§ **Required work**
Take every line from the material that has the word "dnia" in it.

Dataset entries
╔══

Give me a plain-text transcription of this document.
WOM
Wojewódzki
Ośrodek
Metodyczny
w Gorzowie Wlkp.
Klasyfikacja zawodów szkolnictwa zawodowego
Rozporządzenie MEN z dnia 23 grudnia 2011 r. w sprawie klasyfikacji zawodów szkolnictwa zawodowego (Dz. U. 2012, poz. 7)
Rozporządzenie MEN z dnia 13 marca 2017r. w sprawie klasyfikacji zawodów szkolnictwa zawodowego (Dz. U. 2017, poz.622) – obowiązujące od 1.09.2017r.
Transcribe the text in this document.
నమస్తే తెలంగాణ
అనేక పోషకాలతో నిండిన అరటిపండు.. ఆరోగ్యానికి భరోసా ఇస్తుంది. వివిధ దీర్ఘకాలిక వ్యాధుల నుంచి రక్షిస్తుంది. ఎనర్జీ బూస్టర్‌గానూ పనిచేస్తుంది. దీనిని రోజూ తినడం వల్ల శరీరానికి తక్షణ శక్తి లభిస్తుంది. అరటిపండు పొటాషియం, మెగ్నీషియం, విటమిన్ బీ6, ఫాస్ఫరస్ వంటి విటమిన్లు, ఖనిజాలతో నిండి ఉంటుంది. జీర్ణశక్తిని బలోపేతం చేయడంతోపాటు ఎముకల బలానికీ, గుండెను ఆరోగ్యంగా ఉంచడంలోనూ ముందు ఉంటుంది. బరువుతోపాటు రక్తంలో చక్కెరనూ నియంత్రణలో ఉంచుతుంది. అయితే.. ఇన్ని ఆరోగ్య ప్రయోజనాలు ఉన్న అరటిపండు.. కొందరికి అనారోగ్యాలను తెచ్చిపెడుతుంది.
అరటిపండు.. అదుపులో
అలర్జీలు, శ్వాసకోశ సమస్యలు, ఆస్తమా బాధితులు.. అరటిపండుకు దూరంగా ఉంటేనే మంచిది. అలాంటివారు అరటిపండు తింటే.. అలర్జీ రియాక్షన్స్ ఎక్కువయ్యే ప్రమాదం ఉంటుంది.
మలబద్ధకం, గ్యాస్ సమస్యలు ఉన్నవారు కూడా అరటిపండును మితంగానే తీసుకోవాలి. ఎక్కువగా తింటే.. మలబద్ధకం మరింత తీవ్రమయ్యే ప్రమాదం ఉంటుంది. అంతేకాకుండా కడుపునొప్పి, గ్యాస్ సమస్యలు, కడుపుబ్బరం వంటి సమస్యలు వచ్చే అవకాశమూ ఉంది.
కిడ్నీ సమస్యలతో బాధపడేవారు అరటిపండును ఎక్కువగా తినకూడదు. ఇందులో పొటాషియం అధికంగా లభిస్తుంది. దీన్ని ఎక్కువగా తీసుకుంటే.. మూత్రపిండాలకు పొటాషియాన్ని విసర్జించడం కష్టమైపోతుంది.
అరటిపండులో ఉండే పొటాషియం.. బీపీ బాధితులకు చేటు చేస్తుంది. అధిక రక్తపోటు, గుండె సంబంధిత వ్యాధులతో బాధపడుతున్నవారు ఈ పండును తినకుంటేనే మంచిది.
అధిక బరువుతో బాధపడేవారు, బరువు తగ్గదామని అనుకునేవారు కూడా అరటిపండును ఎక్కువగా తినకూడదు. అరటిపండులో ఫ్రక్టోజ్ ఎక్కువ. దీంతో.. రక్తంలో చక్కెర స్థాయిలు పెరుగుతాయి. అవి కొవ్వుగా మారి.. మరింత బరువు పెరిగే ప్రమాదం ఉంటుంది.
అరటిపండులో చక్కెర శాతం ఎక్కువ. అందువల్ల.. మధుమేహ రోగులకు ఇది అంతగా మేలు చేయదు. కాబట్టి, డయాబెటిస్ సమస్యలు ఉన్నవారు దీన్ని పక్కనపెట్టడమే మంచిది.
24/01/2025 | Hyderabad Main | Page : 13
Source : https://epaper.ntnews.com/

╚══

§ **Answer below**
Rozporządzenie MEN z dnia 23 grudnia 2011 r. w sprawie klasyfikacji zawodów szkolnictwa zawodowego (Dz. U. 2012, poz. 7)
Rozporządzenie MEN z dnia 13 marca 2017r. w sprawie klasyfikacji zawodów szkolnictwa zawodowego (Dz. U. 2017, poz.622) – obowiązujące od 1.09.2017r.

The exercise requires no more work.